[Given instruction]: Give an exact transcription of every line, dropping the images.

Stored records:

-- start --

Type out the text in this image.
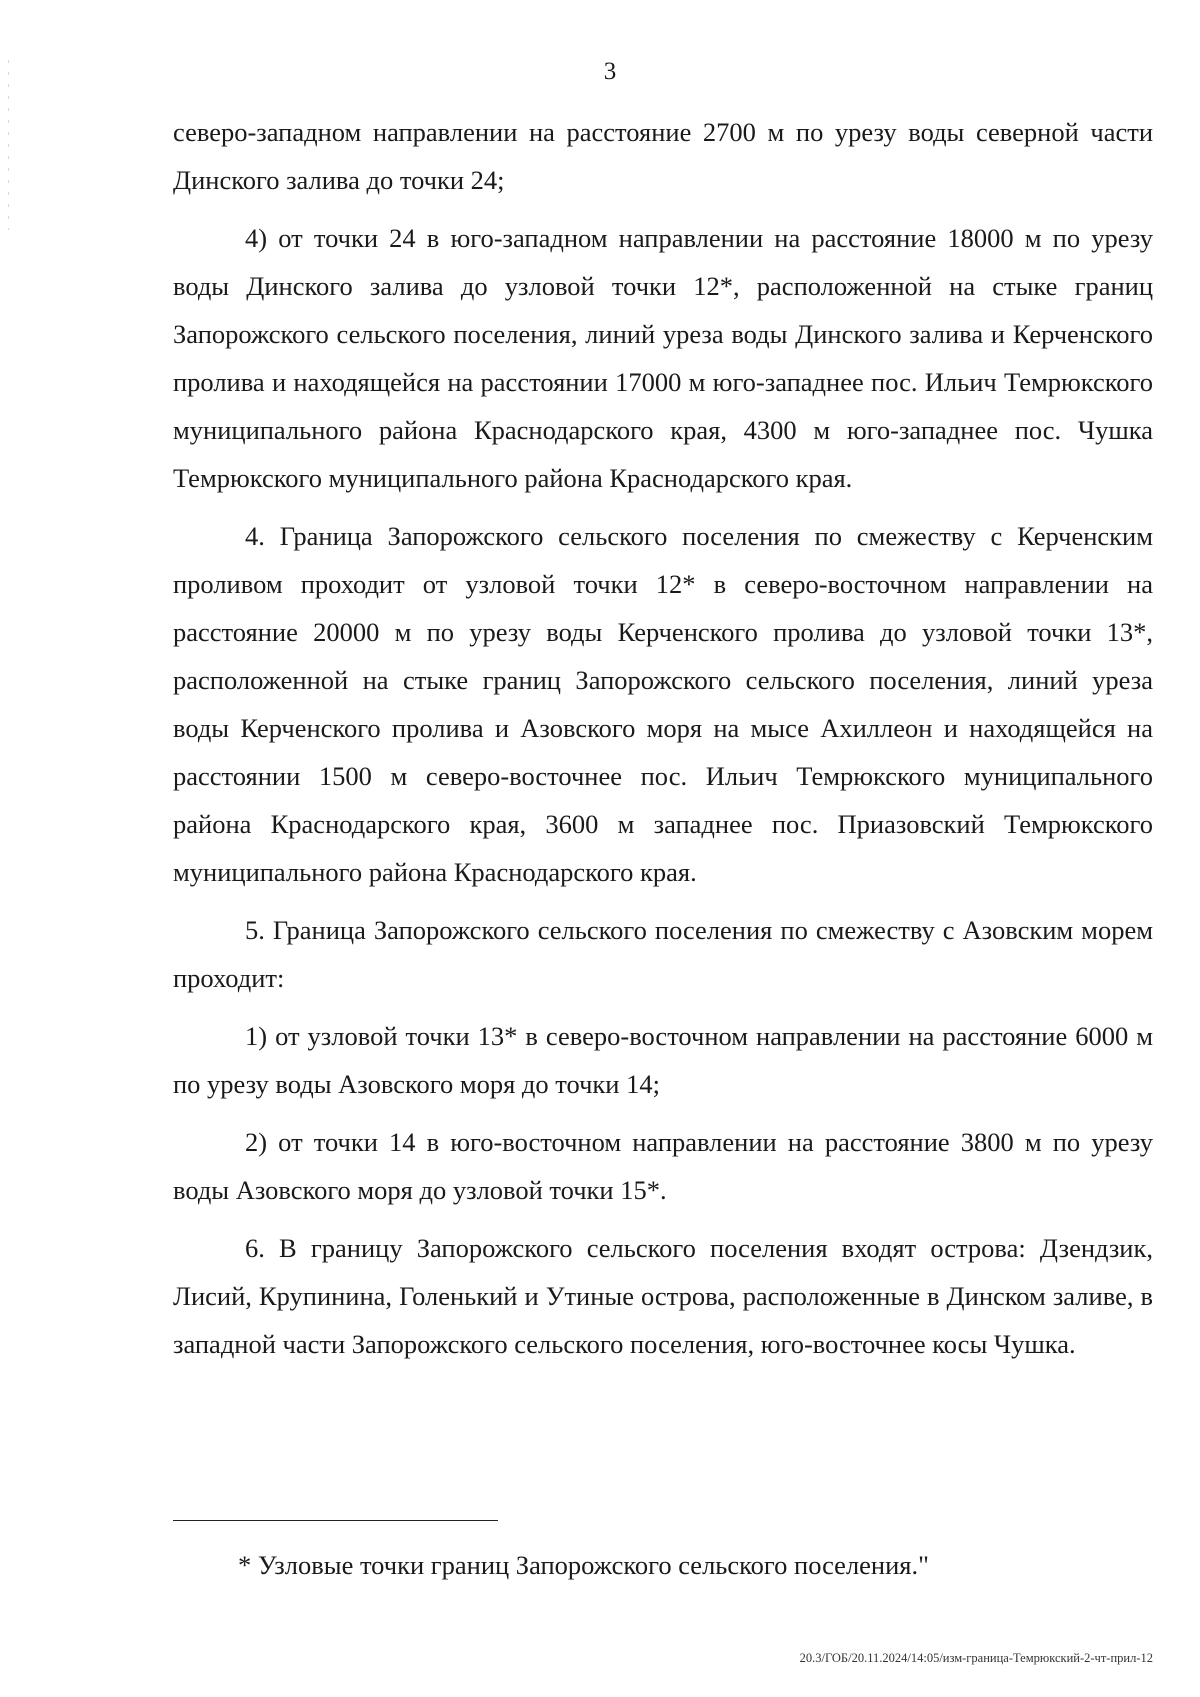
3

северо-западном направлении на расстояние 2700 м по урезу воды северной части Динского залива до точки 24;

4) от точки 24 в юго-западном направлении на расстояние 18000 м по урезу воды Динского залива до узловой точки 12*, расположенной на стыке границ Запорожского сельского поселения, линий уреза воды Динского залива и Керченского пролива и находящейся на расстоянии 17000 м юго-западнее пос. Ильич Темрюкского муниципального района Краснодарского края, 4300 м юго-западнее пос. Чушка Темрюкского муниципального района Краснодарского края.

4. Граница Запорожского сельского поселения по смежеству с Керченским проливом проходит от узловой точки 12* в северо-восточном направлении на расстояние 20000 м по урезу воды Керченского пролива до узловой точки 13*, расположенной на стыке границ Запорожского сельского поселения, линий уреза воды Керченского пролива и Азовского моря на мысе Ахиллеон и находящейся на расстоянии 1500 м северо-восточнее пос. Ильич Темрюкского муниципального района Краснодарского края, 3600 м западнее пос. Приазовский Темрюкского муниципального района Краснодарского края.

5. Граница Запорожского сельского поселения по смежеству с Азовским морем проходит:

1) от узловой точки 13* в северо-восточном направлении на расстояние 6000 м по урезу воды Азовского моря до точки 14;

2) от точки 14 в юго-восточном направлении на расстояние 3800 м по урезу воды Азовского моря до узловой точки 15*.

6. В границу Запорожского сельского поселения входят острова: Дзендзик, Лисий, Крупинина, Голенький и Утиные острова, расположенные в Динском заливе, в западной части Запорожского сельского поселения, юго-восточнее косы Чушка.

* Узловые точки границ Запорожского сельского поселения."
20.3/ГОБ/20.11.2024/14:05/изм-граница-Темрюкский-2-чт-прил-12
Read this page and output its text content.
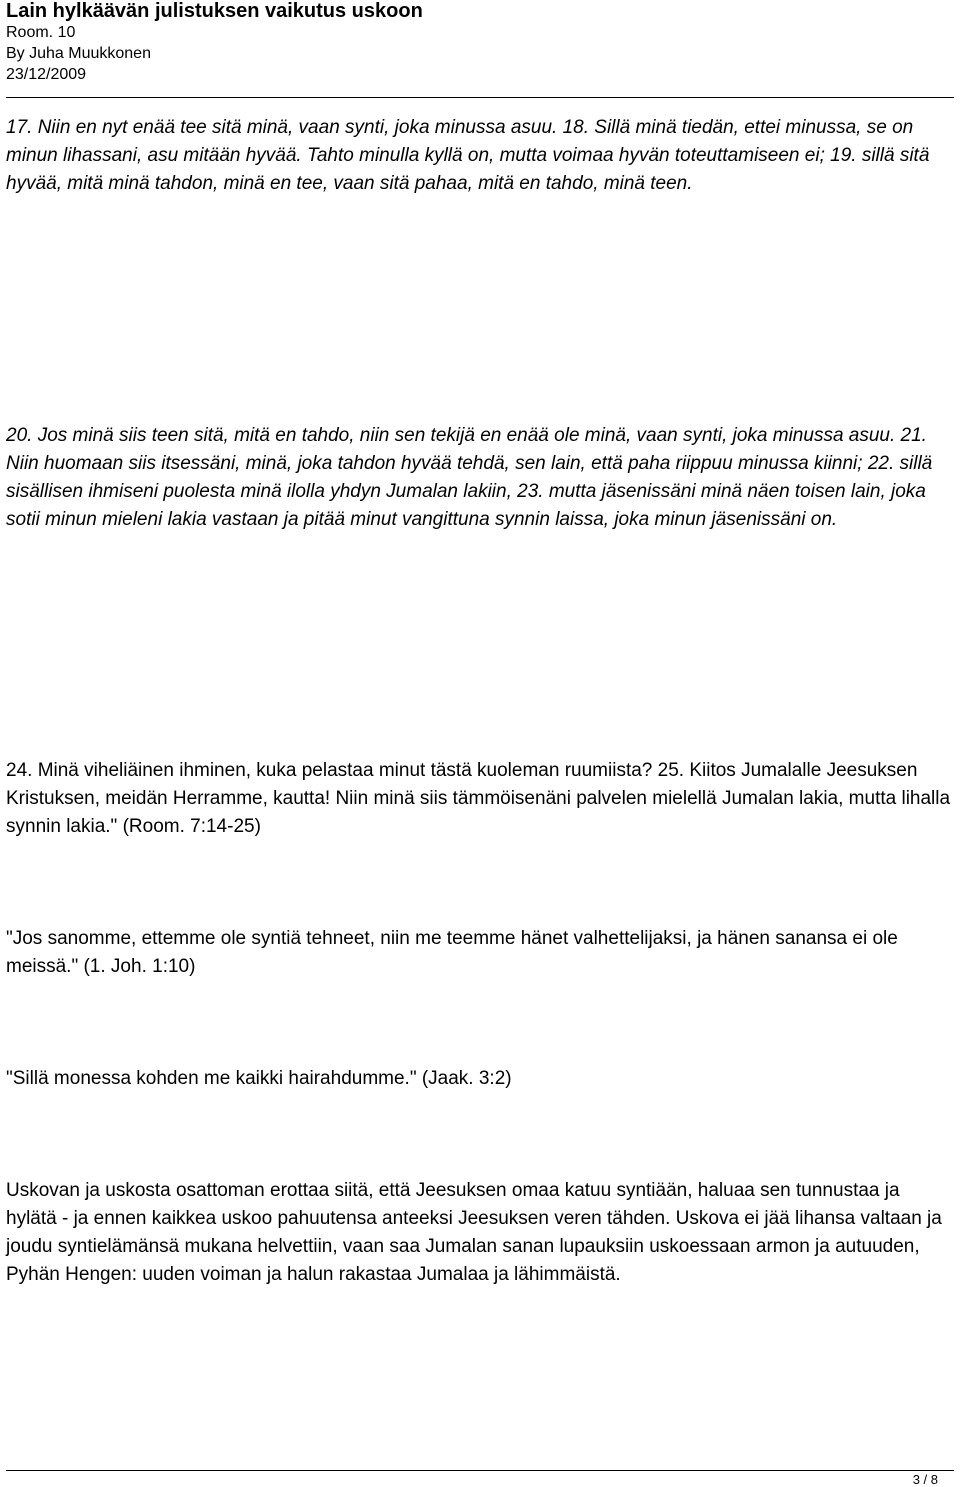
Lain hylkäävän julistuksen vaikutus uskoon
Room. 10
By Juha Muukkonen
23/12/2009

17. Niin en nyt enää tee sitä minä, vaan synti, joka minussa asuu. 18. Sillä minä tiedän, ettei minussa, se on minun lihassani, asu mitään hyvää. Tahto minulla kyllä on, mutta voimaa hyvän toteuttamiseen ei; 19. sillä sitä hyvää, mitä minä tahdon, minä en tee, vaan sitä pahaa, mitä en tahdo, minä teen.

20. Jos minä siis teen sitä, mitä en tahdo, niin sen tekijä en enää ole minä, vaan synti, joka minussa asuu. 21. Niin huomaan siis itsessäni, minä, joka tahdon hyvää tehdä, sen lain, että paha riippuu minussa kiinni; 22. sillä sisällisen ihmiseni puolesta minä ilolla yhdyn Jumalan lakiin, 23. mutta jäsenissäni minä näen toisen lain, joka sotii minun mieleni lakia vastaan ja pitää minut vangittuna synnin laissa, joka minun jäsenissäni on.

24. Minä viheliäinen ihminen, kuka pelastaa minut tästä kuoleman ruumiista? 25. Kiitos Jumalalle Jeesuksen Kristuksen, meidän Herramme, kautta! Niin minä siis tämmöisenäni palvelen mielellä Jumalan lakia, mutta lihalla synnin lakia." (Room. 7:14-25)

"Jos sanomme, ettemme ole syntiä tehneet, niin me teemme hänet valhettelijaksi, ja hänen sanansa ei ole meissä." (1. Joh. 1:10)

"Sillä monessa kohden me kaikki hairahdumme." (Jaak. 3:2)

Uskovan ja uskosta osattoman erottaa siitä, että Jeesuksen omaa katuu syntiään, haluaa sen tunnustaa ja hylätä - ja ennen kaikkea uskoo pahuutensa anteeksi Jeesuksen veren tähden. Uskova ei jää lihansa valtaan ja joudu syntielämänsä mukana helvettiin, vaan saa Jumalan sanan lupauksiin uskoessaan armon ja autuuden, Pyhän Hengen: uuden voiman ja halun rakastaa Jumalaa ja lähimmäistä.

3 / 8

-- end --

[Output]:
Type out the text in this image.
3

северо-западном направлении на расстояние 2700 м по урезу воды северной части Динского залива до точки 24;

4) от точки 24 в юго-западном направлении на расстояние 18000 м по урезу воды Динского залива до узловой точки 12*, расположенной на стыке границ Запорожского сельского поселения, линий уреза воды Динского залива и Керченского пролива и находящейся на расстоянии 17000 м юго-западнее пос. Ильич Темрюкского муниципального района Краснодарского края, 4300 м юго-западнее пос. Чушка Темрюкского муниципального района Краснодарского края.

4. Граница Запорожского сельского поселения по смежеству с Керченским проливом проходит от узловой точки 12* в северо-восточном направлении на расстояние 20000 м по урезу воды Керченского пролива до узловой точки 13*, расположенной на стыке границ Запорожского сельского поселения, линий уреза воды Керченского пролива и Азовского моря на мысе Ахиллеон и находящейся на расстоянии 1500 м северо-восточнее пос. Ильич Темрюкского муниципального района Краснодарского края, 3600 м западнее пос. Приазовский Темрюкского муниципального района Краснодарского края.

5. Граница Запорожского сельского поселения по смежеству с Азовским морем проходит:

1) от узловой точки 13* в северо-восточном направлении на расстояние 6000 м по урезу воды Азовского моря до точки 14;

2) от точки 14 в юго-восточном направлении на расстояние 3800 м по урезу воды Азовского моря до узловой точки 15*.

6. В границу Запорожского сельского поселения входят острова: Дзендзик, Лисий, Крупинина, Голенький и Утиные острова, расположенные в Динском заливе, в западной части Запорожского сельского поселения, юго-восточнее косы Чушка.

* Узловые точки границ Запорожского сельского поселения."
20.3/ГОБ/20.11.2024/14:05/изм-граница-Темрюкский-2-чт-прил-12
Read this page and output its text content.
Lain hylkäävän julistuksen vaikutus uskoon
Room. 10
By Juha Muukkonen
23/12/2009

17. Niin en nyt enää tee sitä minä, vaan synti, joka minussa asuu. 18. Sillä minä tiedän, ettei minussa, se on minun lihassani, asu mitään hyvää. Tahto minulla kyllä on, mutta voimaa hyvän toteuttamiseen ei; 19. sillä sitä hyvää, mitä minä tahdon, minä en tee, vaan sitä pahaa, mitä en tahdo, minä teen.

20. Jos minä siis teen sitä, mitä en tahdo, niin sen tekijä en enää ole minä, vaan synti, joka minussa asuu. 21. Niin huomaan siis itsessäni, minä, joka tahdon hyvää tehdä, sen lain, että paha riippuu minussa kiinni; 22. sillä sisällisen ihmiseni puolesta minä ilolla yhdyn Jumalan lakiin, 23. mutta jäsenissäni minä näen toisen lain, joka sotii minun mieleni lakia vastaan ja pitää minut vangittuna synnin laissa, joka minun jäsenissäni on.

24. Minä viheliäinen ihminen, kuka pelastaa minut tästä kuoleman ruumiista? 25. Kiitos Jumalalle Jeesuksen Kristuksen, meidän Herramme, kautta! Niin minä siis tämmöisenäni palvelen mielellä Jumalan lakia, mutta lihalla synnin lakia." (Room. 7:14-25)

"Jos sanomme, ettemme ole syntiä tehneet, niin me teemme hänet valhettelijaksi, ja hänen sanansa ei ole meissä." (1. Joh. 1:10)

"Sillä monessa kohden me kaikki hairahdumme." (Jaak. 3:2)

Uskovan ja uskosta osattoman erottaa siitä, että Jeesuksen omaa katuu syntiään, haluaa sen tunnustaa ja hylätä - ja ennen kaikkea uskoo pahuutensa anteeksi Jeesuksen veren tähden. Uskova ei jää lihansa valtaan ja joudu syntielämänsä mukana helvettiin, vaan saa Jumalan sanan lupauksiin uskoessaan armon ja autuuden, Pyhän Hengen: uuden voiman ja halun rakastaa Jumalaa ja lähimmäistä.

3 / 8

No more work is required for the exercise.